◆ Objective: Count how many lines of the material contain the string "игроков", then give that number and nothing more.

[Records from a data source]
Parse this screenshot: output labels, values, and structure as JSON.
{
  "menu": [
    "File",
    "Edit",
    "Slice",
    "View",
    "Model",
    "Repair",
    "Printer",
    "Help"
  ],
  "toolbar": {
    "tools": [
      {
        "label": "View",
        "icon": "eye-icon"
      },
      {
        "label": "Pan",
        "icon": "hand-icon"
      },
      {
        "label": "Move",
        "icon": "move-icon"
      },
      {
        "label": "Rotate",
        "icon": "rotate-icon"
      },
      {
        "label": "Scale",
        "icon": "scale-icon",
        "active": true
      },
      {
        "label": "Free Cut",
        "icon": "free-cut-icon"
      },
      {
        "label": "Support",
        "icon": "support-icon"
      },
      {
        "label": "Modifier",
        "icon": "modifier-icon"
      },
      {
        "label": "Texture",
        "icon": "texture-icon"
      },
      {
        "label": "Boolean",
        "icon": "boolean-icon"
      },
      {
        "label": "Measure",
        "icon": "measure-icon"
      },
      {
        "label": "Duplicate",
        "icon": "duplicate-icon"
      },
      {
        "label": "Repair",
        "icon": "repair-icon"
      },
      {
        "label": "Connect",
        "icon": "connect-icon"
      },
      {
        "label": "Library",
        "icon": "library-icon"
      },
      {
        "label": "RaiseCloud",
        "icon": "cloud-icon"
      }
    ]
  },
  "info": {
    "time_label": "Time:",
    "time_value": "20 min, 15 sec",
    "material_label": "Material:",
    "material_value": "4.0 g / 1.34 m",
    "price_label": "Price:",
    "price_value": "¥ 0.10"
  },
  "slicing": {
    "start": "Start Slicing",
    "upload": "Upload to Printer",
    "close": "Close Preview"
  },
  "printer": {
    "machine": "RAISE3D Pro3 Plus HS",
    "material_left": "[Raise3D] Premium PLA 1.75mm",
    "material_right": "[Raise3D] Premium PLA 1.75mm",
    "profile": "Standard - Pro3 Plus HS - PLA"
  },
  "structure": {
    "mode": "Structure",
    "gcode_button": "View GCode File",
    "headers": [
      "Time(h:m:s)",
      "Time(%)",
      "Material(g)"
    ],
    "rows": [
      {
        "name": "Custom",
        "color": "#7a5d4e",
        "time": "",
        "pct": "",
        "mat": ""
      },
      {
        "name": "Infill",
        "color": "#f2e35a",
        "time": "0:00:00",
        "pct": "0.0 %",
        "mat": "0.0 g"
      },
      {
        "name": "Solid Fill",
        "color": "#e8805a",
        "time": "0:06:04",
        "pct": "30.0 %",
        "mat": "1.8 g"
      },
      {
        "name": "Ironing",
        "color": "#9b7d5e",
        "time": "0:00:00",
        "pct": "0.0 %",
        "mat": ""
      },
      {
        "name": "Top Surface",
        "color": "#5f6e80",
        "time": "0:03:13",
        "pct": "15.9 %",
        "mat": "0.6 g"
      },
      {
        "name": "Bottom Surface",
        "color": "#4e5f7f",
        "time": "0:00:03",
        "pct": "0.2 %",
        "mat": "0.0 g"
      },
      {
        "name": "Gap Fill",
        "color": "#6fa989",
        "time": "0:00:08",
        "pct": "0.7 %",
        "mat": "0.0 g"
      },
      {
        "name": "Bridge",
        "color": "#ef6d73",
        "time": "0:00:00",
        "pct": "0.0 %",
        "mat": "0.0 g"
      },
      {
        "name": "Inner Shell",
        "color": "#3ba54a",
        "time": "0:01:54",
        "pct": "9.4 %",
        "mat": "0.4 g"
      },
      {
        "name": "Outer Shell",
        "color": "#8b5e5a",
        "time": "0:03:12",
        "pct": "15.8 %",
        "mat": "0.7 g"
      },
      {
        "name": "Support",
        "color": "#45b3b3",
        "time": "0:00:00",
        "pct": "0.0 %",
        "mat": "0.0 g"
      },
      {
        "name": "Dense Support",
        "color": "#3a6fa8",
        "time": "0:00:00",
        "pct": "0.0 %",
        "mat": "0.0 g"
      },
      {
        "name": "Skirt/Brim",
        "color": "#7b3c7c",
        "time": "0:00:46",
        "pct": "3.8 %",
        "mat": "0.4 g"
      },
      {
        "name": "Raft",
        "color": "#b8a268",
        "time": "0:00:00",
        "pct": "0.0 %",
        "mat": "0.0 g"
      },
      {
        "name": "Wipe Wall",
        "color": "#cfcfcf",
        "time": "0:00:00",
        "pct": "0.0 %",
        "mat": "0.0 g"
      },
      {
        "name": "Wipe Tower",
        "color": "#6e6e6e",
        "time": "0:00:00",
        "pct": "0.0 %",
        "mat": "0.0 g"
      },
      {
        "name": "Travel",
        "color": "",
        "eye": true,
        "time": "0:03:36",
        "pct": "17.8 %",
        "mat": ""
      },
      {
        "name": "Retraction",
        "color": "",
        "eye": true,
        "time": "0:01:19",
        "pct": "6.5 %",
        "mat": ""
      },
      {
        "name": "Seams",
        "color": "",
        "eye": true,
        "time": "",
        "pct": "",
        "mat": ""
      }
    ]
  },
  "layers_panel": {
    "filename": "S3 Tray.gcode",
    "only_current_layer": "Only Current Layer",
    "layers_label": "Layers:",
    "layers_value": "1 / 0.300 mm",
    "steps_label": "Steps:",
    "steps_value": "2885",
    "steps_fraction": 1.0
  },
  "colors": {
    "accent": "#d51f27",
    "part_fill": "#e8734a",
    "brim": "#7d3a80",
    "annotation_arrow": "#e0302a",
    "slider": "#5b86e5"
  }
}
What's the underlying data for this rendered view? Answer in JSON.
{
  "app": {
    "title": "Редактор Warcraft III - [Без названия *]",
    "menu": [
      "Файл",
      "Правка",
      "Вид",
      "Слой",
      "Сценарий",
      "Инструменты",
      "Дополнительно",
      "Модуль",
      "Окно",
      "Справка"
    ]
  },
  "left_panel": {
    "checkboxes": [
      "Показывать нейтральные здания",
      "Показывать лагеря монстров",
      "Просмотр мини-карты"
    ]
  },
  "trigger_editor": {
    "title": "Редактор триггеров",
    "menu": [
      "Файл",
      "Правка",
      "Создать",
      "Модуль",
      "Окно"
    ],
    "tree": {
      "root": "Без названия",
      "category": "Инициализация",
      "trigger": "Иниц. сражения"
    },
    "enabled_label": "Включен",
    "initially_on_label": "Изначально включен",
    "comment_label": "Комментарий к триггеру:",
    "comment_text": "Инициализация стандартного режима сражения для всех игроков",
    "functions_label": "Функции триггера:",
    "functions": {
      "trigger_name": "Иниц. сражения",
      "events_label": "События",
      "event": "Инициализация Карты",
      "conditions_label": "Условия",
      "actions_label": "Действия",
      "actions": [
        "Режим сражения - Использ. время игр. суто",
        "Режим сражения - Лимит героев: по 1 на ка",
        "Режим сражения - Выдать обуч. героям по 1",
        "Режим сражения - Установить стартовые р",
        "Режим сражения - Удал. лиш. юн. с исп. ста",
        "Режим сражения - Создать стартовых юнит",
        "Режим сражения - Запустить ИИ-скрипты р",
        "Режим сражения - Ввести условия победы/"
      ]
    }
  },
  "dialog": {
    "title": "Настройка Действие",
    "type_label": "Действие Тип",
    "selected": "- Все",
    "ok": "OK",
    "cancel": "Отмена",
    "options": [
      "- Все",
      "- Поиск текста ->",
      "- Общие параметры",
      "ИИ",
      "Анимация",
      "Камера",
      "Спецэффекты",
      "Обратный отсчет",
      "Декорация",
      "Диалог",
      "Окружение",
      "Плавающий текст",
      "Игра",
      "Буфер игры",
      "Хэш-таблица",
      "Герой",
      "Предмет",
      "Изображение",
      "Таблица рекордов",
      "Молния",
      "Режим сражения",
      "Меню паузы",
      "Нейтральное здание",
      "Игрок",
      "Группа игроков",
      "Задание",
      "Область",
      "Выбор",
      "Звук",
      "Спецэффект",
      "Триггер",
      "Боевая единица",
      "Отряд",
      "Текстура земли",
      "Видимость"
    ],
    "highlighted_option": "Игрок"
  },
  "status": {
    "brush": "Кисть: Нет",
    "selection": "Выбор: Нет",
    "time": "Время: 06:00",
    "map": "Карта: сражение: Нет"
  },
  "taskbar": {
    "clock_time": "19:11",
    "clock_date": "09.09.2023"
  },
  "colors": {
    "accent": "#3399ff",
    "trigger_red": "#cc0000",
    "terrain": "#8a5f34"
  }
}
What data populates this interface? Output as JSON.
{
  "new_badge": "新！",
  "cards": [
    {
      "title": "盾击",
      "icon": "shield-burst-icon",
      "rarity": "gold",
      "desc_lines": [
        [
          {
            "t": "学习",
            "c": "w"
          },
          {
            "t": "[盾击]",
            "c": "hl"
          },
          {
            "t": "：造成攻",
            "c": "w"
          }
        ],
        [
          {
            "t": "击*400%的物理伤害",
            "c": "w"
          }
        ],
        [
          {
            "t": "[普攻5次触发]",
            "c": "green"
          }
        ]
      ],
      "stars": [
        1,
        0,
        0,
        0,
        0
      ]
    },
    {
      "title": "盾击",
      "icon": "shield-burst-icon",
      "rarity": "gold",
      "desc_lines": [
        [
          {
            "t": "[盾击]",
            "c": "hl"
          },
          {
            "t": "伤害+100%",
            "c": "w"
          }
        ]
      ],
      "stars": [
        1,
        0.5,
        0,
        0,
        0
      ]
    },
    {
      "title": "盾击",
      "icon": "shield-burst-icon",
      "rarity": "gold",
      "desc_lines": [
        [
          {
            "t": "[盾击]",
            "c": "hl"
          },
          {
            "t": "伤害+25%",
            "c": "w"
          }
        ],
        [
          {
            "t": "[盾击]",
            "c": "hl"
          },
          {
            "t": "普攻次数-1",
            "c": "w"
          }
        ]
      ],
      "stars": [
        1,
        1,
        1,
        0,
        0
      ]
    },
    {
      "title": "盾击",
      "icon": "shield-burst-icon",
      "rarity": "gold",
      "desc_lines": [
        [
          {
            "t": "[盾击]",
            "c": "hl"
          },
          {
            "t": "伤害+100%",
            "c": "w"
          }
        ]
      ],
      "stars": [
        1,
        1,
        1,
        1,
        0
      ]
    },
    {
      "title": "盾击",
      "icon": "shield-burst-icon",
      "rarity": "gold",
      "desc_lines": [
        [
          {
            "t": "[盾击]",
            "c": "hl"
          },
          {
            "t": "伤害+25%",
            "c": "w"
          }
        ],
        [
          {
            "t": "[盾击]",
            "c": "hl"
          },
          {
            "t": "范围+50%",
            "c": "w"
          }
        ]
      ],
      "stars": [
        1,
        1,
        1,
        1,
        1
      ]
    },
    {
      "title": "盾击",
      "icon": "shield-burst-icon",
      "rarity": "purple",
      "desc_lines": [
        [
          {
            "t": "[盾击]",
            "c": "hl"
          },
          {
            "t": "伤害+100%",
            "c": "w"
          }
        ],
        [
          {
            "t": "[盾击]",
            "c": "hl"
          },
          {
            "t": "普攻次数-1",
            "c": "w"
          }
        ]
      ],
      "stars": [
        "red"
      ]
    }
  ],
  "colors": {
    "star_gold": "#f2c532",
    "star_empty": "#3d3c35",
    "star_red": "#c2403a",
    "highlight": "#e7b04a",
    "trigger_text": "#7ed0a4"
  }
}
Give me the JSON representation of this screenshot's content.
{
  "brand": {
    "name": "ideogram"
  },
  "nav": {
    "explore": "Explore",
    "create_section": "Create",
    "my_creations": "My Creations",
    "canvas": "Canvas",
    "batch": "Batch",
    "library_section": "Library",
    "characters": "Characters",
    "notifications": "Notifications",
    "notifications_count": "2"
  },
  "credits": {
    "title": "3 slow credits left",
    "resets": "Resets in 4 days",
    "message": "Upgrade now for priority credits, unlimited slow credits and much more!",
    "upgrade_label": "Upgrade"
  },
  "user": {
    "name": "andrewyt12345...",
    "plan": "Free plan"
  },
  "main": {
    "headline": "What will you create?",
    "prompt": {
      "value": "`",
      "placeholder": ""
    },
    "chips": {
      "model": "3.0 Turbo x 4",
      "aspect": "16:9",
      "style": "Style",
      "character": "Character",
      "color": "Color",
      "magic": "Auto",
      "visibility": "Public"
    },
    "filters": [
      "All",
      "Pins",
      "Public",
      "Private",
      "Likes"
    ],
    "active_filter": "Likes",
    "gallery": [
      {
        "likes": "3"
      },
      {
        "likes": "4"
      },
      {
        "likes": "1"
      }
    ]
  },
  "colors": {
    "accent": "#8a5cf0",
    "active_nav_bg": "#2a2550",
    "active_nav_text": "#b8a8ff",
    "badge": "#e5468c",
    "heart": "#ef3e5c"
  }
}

◆ Answer to the exercise: 2